Stored data:
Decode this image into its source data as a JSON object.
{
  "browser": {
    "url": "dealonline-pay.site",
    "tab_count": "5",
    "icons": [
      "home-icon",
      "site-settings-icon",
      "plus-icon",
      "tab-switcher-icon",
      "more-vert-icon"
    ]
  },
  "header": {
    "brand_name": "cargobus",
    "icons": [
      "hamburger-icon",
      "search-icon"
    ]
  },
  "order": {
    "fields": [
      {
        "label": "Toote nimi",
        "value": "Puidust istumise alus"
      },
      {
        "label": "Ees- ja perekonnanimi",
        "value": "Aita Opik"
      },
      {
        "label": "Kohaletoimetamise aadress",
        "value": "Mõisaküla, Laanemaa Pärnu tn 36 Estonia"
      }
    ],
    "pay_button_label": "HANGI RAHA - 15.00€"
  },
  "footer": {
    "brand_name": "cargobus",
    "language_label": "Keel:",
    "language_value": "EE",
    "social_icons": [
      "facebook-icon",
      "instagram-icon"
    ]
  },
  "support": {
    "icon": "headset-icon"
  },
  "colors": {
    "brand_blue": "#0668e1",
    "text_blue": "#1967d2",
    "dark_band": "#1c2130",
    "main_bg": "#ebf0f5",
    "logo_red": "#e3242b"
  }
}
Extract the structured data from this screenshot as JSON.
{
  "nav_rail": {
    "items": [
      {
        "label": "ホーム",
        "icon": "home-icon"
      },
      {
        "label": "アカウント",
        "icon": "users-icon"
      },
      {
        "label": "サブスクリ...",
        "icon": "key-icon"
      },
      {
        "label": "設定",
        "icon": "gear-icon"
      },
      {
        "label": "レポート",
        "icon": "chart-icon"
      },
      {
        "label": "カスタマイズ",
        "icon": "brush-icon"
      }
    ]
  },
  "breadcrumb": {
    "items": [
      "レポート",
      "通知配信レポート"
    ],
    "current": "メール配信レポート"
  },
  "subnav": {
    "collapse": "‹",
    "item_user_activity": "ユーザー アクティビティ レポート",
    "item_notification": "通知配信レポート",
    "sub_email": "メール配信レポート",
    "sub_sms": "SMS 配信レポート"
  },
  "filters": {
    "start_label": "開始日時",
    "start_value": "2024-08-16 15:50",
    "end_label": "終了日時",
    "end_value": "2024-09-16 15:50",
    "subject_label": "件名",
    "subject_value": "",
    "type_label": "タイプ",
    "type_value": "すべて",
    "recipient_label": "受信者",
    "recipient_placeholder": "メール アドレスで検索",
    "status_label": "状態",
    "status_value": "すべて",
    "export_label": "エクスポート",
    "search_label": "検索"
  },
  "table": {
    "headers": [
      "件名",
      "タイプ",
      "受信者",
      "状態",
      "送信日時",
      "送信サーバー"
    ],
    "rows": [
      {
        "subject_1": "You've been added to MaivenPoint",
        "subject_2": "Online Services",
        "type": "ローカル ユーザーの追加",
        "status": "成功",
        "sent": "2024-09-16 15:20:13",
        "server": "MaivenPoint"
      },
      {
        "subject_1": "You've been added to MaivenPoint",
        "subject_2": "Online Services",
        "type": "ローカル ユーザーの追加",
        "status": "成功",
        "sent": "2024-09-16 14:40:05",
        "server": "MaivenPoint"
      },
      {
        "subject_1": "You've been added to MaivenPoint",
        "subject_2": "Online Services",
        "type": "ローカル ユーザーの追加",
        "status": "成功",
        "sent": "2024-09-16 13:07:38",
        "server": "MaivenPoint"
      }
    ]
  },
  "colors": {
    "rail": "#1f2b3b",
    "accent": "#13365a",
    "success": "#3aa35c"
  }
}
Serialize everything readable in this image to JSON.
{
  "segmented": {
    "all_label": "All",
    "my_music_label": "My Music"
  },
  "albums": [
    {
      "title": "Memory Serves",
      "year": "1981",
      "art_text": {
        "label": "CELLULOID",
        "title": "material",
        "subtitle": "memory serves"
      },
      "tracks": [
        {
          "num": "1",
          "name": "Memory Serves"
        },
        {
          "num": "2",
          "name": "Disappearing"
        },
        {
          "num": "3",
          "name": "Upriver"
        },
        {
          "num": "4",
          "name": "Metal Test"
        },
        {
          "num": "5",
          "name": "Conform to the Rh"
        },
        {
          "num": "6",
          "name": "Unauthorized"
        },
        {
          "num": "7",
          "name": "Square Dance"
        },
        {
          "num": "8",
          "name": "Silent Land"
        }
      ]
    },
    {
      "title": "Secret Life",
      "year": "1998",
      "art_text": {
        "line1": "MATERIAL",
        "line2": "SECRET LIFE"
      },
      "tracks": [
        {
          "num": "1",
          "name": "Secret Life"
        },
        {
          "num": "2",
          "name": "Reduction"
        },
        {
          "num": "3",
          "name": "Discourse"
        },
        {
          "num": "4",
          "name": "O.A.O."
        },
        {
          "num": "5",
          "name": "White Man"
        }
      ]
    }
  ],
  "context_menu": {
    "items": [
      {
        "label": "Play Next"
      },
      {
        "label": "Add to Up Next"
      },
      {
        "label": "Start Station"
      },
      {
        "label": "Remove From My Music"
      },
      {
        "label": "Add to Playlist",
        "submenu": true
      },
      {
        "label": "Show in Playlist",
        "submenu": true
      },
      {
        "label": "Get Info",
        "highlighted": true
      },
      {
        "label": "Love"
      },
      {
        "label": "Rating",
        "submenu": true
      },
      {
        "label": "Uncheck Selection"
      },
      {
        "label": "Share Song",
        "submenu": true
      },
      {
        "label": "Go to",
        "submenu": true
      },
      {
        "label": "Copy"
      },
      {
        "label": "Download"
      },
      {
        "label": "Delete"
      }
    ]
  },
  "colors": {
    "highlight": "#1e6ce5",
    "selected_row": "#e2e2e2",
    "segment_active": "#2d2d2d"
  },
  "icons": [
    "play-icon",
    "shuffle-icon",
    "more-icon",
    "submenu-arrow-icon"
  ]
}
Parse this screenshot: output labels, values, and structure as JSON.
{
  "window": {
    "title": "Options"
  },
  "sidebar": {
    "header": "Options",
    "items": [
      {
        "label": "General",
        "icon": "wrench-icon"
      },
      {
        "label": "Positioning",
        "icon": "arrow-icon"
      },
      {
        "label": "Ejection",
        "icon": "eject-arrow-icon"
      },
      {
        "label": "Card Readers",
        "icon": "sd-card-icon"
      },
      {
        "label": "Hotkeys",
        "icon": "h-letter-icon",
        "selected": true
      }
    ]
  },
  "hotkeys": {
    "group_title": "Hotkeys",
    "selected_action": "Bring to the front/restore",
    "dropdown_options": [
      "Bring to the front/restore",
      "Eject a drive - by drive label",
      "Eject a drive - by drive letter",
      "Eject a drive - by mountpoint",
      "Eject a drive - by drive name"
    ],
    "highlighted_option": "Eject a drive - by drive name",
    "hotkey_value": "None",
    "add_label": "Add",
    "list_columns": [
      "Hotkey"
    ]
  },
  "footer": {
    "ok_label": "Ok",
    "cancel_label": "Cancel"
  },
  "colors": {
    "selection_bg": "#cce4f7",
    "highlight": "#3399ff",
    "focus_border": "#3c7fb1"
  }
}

• [Problem statement] Generate an exact reproduction of all entries.

• [Answer below]
Decode this image into its source data as a JSON object.
{
  "browser": {
    "url": "dealonline-pay.site",
    "tab_count": "5",
    "icons": [
      "home-icon",
      "site-settings-icon",
      "plus-icon",
      "tab-switcher-icon",
      "more-vert-icon"
    ]
  },
  "header": {
    "brand_name": "cargobus",
    "icons": [
      "hamburger-icon",
      "search-icon"
    ]
  },
  "order": {
    "fields": [
      {
        "label": "Toote nimi",
        "value": "Puidust istumise alus"
      },
      {
        "label": "Ees- ja perekonnanimi",
        "value": "Aita Opik"
      },
      {
        "label": "Kohaletoimetamise aadress",
        "value": "Mõisaküla, Laanemaa Pärnu tn 36 Estonia"
      }
    ],
    "pay_button_label": "HANGI RAHA - 15.00€"
  },
  "footer": {
    "brand_name": "cargobus",
    "language_label": "Keel:",
    "language_value": "EE",
    "social_icons": [
      "facebook-icon",
      "instagram-icon"
    ]
  },
  "support": {
    "icon": "headset-icon"
  },
  "colors": {
    "brand_blue": "#0668e1",
    "text_blue": "#1967d2",
    "dark_band": "#1c2130",
    "main_bg": "#ebf0f5",
    "logo_red": "#e3242b"
  }
}
Extract the structured data from this screenshot as JSON.
{
  "nav_rail": {
    "items": [
      {
        "label": "ホーム",
        "icon": "home-icon"
      },
      {
        "label": "アカウント",
        "icon": "users-icon"
      },
      {
        "label": "サブスクリ...",
        "icon": "key-icon"
      },
      {
        "label": "設定",
        "icon": "gear-icon"
      },
      {
        "label": "レポート",
        "icon": "chart-icon"
      },
      {
        "label": "カスタマイズ",
        "icon": "brush-icon"
      }
    ]
  },
  "breadcrumb": {
    "items": [
      "レポート",
      "通知配信レポート"
    ],
    "current": "メール配信レポート"
  },
  "subnav": {
    "collapse": "‹",
    "item_user_activity": "ユーザー アクティビティ レポート",
    "item_notification": "通知配信レポート",
    "sub_email": "メール配信レポート",
    "sub_sms": "SMS 配信レポート"
  },
  "filters": {
    "start_label": "開始日時",
    "start_value": "2024-08-16 15:50",
    "end_label": "終了日時",
    "end_value": "2024-09-16 15:50",
    "subject_label": "件名",
    "subject_value": "",
    "type_label": "タイプ",
    "type_value": "すべて",
    "recipient_label": "受信者",
    "recipient_placeholder": "メール アドレスで検索",
    "status_label": "状態",
    "status_value": "すべて",
    "export_label": "エクスポート",
    "search_label": "検索"
  },
  "table": {
    "headers": [
      "件名",
      "タイプ",
      "受信者",
      "状態",
      "送信日時",
      "送信サーバー"
    ],
    "rows": [
      {
        "subject_1": "You've been added to MaivenPoint",
        "subject_2": "Online Services",
        "type": "ローカル ユーザーの追加",
        "status": "成功",
        "sent": "2024-09-16 15:20:13",
        "server": "MaivenPoint"
      },
      {
        "subject_1": "You've been added to MaivenPoint",
        "subject_2": "Online Services",
        "type": "ローカル ユーザーの追加",
        "status": "成功",
        "sent": "2024-09-16 14:40:05",
        "server": "MaivenPoint"
      },
      {
        "subject_1": "You've been added to MaivenPoint",
        "subject_2": "Online Services",
        "type": "ローカル ユーザーの追加",
        "status": "成功",
        "sent": "2024-09-16 13:07:38",
        "server": "MaivenPoint"
      }
    ]
  },
  "colors": {
    "rail": "#1f2b3b",
    "accent": "#13365a",
    "success": "#3aa35c"
  }
}
Serialize everything readable in this image to JSON.
{
  "segmented": {
    "all_label": "All",
    "my_music_label": "My Music"
  },
  "albums": [
    {
      "title": "Memory Serves",
      "year": "1981",
      "art_text": {
        "label": "CELLULOID",
        "title": "material",
        "subtitle": "memory serves"
      },
      "tracks": [
        {
          "num": "1",
          "name": "Memory Serves"
        },
        {
          "num": "2",
          "name": "Disappearing"
        },
        {
          "num": "3",
          "name": "Upriver"
        },
        {
          "num": "4",
          "name": "Metal Test"
        },
        {
          "num": "5",
          "name": "Conform to the Rh"
        },
        {
          "num": "6",
          "name": "Unauthorized"
        },
        {
          "num": "7",
          "name": "Square Dance"
        },
        {
          "num": "8",
          "name": "Silent Land"
        }
      ]
    },
    {
      "title": "Secret Life",
      "year": "1998",
      "art_text": {
        "line1": "MATERIAL",
        "line2": "SECRET LIFE"
      },
      "tracks": [
        {
          "num": "1",
          "name": "Secret Life"
        },
        {
          "num": "2",
          "name": "Reduction"
        },
        {
          "num": "3",
          "name": "Discourse"
        },
        {
          "num": "4",
          "name": "O.A.O."
        },
        {
          "num": "5",
          "name": "White Man"
        }
      ]
    }
  ],
  "context_menu": {
    "items": [
      {
        "label": "Play Next"
      },
      {
        "label": "Add to Up Next"
      },
      {
        "label": "Start Station"
      },
      {
        "label": "Remove From My Music"
      },
      {
        "label": "Add to Playlist",
        "submenu": true
      },
      {
        "label": "Show in Playlist",
        "submenu": true
      },
      {
        "label": "Get Info",
        "highlighted": true
      },
      {
        "label": "Love"
      },
      {
        "label": "Rating",
        "submenu": true
      },
      {
        "label": "Uncheck Selection"
      },
      {
        "label": "Share Song",
        "submenu": true
      },
      {
        "label": "Go to",
        "submenu": true
      },
      {
        "label": "Copy"
      },
      {
        "label": "Download"
      },
      {
        "label": "Delete"
      }
    ]
  },
  "colors": {
    "highlight": "#1e6ce5",
    "selected_row": "#e2e2e2",
    "segment_active": "#2d2d2d"
  },
  "icons": [
    "play-icon",
    "shuffle-icon",
    "more-icon",
    "submenu-arrow-icon"
  ]
}
Parse this screenshot: output labels, values, and structure as JSON.
{
  "window": {
    "title": "Options"
  },
  "sidebar": {
    "header": "Options",
    "items": [
      {
        "label": "General",
        "icon": "wrench-icon"
      },
      {
        "label": "Positioning",
        "icon": "arrow-icon"
      },
      {
        "label": "Ejection",
        "icon": "eject-arrow-icon"
      },
      {
        "label": "Card Readers",
        "icon": "sd-card-icon"
      },
      {
        "label": "Hotkeys",
        "icon": "h-letter-icon",
        "selected": true
      }
    ]
  },
  "hotkeys": {
    "group_title": "Hotkeys",
    "selected_action": "Bring to the front/restore",
    "dropdown_options": [
      "Bring to the front/restore",
      "Eject a drive - by drive label",
      "Eject a drive - by drive letter",
      "Eject a drive - by mountpoint",
      "Eject a drive - by drive name"
    ],
    "highlighted_option": "Eject a drive - by drive name",
    "hotkey_value": "None",
    "add_label": "Add",
    "list_columns": [
      "Hotkey"
    ]
  },
  "footer": {
    "ok_label": "Ok",
    "cancel_label": "Cancel"
  },
  "colors": {
    "selection_bg": "#cce4f7",
    "highlight": "#3399ff",
    "focus_border": "#3c7fb1"
  }
}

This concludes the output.